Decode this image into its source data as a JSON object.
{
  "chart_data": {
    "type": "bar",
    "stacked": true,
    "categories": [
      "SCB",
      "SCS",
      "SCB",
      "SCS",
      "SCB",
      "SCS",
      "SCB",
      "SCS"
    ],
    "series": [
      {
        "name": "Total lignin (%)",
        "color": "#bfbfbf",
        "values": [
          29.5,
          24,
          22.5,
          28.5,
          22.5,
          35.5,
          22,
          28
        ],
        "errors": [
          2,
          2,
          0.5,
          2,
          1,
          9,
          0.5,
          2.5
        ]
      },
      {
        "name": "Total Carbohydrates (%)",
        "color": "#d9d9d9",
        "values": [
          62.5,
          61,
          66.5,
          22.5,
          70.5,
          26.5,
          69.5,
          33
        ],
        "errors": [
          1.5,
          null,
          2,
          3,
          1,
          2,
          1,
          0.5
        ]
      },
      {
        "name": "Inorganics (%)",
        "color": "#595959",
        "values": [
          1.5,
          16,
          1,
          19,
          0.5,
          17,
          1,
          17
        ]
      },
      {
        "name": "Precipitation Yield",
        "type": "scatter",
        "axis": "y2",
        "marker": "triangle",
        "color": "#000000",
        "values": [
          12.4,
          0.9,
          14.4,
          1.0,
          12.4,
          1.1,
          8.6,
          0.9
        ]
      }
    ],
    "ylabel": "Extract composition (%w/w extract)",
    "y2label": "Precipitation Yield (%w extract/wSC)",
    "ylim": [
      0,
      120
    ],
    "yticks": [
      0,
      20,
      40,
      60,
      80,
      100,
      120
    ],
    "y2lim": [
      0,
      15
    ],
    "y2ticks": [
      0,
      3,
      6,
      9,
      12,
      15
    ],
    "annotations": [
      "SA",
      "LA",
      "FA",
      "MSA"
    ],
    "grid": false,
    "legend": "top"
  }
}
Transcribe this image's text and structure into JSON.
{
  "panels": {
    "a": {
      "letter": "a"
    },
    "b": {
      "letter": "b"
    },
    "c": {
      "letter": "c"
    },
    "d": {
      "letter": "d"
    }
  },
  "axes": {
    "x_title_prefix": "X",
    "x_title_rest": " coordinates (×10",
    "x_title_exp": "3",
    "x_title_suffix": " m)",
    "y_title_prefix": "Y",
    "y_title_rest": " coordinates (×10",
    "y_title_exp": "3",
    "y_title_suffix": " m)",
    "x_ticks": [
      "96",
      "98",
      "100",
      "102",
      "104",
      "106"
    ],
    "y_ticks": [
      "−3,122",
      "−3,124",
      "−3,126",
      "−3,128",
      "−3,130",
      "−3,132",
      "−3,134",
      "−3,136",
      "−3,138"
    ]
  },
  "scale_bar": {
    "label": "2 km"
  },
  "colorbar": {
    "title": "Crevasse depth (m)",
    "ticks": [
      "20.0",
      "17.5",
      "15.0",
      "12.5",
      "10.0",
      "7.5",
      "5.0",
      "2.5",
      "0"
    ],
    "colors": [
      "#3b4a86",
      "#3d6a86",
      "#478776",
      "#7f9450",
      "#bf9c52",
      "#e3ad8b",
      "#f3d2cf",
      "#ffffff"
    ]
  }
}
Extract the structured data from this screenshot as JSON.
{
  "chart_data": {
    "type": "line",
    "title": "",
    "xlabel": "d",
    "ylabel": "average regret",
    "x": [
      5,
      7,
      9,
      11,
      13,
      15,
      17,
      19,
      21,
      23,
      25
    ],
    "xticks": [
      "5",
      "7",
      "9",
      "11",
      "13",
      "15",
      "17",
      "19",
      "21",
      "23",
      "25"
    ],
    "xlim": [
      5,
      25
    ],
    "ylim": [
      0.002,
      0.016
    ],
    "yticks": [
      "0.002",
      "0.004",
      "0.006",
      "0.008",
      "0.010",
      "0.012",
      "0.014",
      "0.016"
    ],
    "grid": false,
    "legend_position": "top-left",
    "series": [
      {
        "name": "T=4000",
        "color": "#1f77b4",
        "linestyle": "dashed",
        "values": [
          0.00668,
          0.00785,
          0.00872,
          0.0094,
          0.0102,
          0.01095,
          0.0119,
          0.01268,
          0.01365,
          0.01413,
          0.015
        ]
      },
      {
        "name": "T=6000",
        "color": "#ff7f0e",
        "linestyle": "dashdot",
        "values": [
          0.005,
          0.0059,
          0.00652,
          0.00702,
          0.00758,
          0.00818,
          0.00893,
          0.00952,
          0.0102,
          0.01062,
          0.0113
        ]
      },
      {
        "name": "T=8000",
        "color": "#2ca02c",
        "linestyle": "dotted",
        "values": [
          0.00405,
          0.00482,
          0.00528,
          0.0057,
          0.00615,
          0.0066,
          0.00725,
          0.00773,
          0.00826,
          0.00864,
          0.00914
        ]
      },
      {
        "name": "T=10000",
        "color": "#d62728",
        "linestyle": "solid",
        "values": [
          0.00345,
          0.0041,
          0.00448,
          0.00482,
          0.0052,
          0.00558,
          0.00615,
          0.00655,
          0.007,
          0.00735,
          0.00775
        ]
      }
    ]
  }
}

Exercise directions
Return each full line of the entries that contains the word "coordinates".

Result of this task
    "x_title_rest": " coordinates (×10",
    "y_title_rest": " coordinates (×10",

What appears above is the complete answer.